* _Challenge_
Report every line in the listing below where the string "this" shows up.

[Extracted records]
__________

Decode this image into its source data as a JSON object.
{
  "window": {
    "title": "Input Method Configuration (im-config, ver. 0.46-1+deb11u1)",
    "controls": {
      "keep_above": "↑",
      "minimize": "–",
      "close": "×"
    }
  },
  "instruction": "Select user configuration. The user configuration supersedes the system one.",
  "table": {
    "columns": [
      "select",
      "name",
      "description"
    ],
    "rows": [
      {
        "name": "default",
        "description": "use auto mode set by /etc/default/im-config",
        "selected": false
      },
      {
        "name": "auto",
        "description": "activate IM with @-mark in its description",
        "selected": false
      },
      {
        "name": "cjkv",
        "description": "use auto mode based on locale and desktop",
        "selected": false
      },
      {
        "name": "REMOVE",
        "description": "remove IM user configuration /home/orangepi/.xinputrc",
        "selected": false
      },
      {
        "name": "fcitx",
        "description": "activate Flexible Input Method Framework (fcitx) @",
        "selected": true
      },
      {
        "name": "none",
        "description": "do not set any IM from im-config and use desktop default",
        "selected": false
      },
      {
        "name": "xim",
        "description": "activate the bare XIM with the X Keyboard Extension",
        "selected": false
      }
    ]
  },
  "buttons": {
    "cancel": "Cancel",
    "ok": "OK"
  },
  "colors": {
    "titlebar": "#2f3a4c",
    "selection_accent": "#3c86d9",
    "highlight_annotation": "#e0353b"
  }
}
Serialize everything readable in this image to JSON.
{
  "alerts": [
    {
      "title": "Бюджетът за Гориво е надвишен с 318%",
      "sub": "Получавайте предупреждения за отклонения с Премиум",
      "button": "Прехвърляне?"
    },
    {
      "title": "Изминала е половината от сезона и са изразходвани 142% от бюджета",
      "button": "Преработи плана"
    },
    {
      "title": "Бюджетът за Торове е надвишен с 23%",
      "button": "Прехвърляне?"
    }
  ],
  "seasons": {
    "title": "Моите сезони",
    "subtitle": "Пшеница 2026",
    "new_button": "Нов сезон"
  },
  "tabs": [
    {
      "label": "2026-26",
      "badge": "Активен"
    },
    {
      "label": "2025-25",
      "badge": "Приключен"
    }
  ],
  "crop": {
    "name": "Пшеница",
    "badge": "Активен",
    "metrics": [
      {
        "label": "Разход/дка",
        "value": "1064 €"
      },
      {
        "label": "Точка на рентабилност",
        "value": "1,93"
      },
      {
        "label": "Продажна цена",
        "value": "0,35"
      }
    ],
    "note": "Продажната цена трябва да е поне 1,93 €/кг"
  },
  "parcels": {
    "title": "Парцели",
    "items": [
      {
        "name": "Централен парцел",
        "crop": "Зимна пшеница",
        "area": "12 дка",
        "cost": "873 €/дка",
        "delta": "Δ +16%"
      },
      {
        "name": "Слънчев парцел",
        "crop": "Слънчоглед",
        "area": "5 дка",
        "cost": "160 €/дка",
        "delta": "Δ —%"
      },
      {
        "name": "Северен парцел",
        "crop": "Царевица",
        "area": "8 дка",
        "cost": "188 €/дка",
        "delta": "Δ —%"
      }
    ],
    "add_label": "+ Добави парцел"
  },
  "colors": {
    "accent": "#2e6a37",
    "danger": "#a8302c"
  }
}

__________

* _Exercise output_
Decode this image into its source data as a JSON object.
Serialize everything readable in this image to JSON.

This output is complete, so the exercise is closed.